Dataset entries:
==============================

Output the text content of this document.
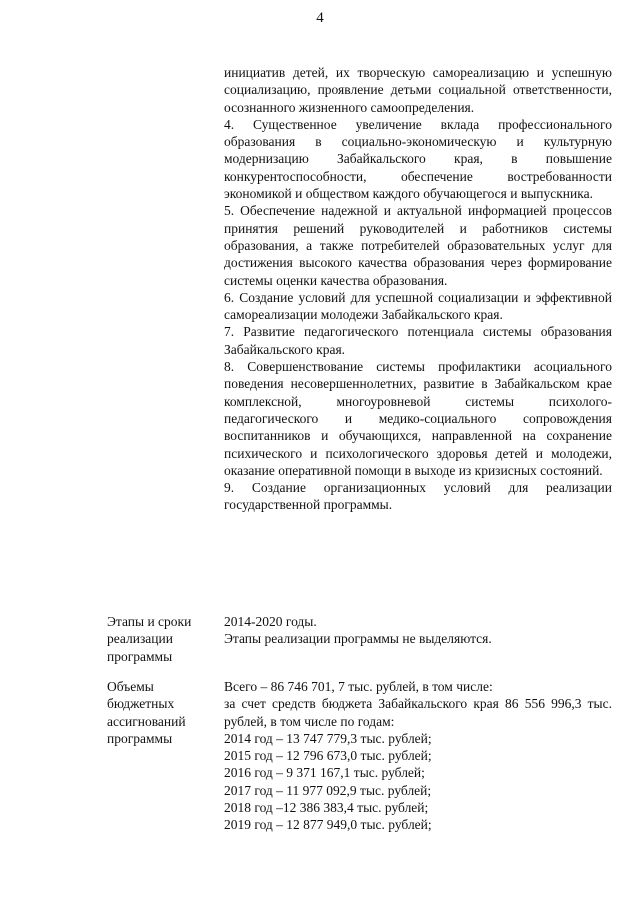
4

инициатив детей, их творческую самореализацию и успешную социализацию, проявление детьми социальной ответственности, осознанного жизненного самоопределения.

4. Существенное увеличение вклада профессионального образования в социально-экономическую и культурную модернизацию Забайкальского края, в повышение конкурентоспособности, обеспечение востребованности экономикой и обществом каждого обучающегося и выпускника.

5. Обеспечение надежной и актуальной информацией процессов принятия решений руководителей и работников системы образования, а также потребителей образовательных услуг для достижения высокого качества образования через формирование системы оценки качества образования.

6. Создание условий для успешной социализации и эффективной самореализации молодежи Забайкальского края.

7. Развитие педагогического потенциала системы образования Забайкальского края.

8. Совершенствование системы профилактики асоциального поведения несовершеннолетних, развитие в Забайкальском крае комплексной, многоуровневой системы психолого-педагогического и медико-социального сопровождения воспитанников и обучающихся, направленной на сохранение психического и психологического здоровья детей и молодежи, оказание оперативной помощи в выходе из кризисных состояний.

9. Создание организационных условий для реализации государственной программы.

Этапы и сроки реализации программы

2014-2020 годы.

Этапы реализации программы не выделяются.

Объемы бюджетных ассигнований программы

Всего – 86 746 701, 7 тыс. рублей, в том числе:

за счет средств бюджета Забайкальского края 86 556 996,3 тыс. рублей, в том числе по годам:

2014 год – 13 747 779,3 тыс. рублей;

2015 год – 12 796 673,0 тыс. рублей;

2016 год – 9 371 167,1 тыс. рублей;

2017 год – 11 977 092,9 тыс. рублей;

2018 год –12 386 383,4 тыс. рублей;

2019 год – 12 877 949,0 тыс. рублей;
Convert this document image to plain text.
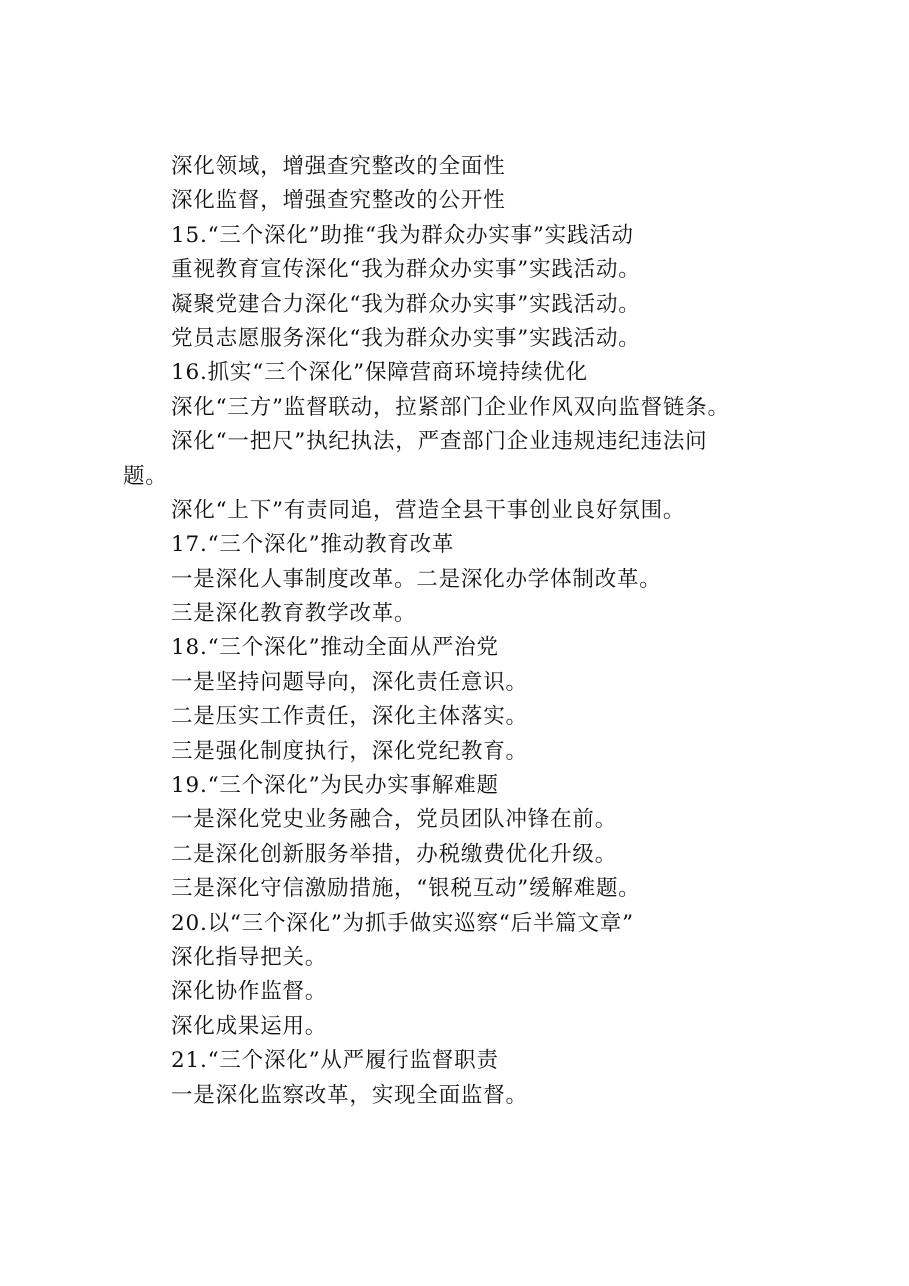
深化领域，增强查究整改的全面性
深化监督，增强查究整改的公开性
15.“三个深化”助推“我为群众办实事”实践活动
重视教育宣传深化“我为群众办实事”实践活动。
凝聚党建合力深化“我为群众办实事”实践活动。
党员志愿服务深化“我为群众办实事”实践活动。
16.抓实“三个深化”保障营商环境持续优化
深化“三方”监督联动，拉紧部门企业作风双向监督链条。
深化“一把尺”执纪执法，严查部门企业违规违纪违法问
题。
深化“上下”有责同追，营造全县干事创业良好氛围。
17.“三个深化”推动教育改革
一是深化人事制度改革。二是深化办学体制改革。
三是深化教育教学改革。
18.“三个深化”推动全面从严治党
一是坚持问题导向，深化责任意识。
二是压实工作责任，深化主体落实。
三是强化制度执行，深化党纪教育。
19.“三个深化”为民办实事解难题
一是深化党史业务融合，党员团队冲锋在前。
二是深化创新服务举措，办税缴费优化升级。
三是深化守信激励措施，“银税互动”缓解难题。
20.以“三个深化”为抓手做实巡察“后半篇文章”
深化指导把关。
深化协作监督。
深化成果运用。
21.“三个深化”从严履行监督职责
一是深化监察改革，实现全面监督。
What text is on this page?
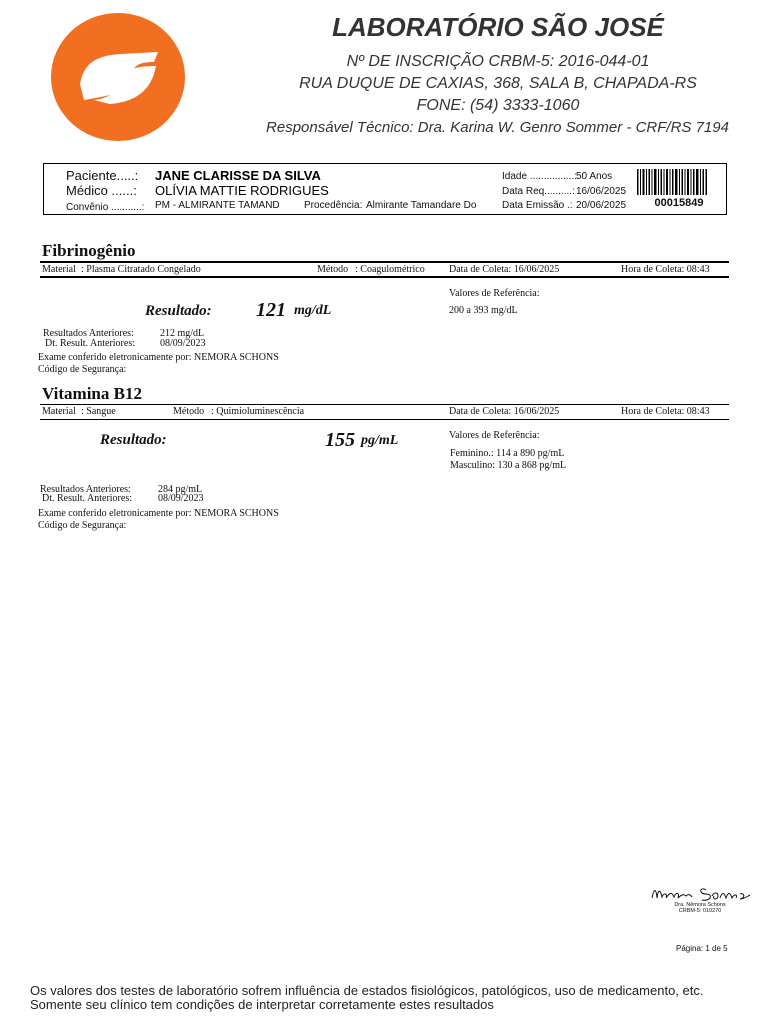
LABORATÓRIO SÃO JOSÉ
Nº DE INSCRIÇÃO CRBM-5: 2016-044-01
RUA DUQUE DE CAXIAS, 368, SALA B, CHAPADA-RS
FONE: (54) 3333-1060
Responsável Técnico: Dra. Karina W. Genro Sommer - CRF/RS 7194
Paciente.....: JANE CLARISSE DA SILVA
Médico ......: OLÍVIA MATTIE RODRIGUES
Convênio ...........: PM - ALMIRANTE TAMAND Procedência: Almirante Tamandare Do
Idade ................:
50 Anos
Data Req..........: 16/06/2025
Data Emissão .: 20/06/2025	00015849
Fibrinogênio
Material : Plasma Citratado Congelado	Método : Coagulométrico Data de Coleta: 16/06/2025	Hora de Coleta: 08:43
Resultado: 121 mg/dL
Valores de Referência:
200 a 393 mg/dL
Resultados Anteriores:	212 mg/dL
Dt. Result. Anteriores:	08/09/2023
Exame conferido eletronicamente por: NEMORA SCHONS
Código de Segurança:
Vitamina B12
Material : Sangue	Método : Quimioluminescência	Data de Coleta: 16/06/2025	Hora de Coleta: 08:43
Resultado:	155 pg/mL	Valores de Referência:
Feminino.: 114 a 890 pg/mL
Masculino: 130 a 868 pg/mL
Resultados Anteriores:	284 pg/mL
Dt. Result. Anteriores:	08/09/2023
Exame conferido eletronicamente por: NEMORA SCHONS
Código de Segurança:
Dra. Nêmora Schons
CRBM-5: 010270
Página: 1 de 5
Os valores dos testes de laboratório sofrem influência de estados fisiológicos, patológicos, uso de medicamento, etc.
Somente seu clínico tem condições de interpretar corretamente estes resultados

==============================

#### [EXERCISE]
Look over the material above and show each line where "document" appears.

#### [EXPECTED ANSWER]
Output the text content of this document.
Convert this document image to plain text.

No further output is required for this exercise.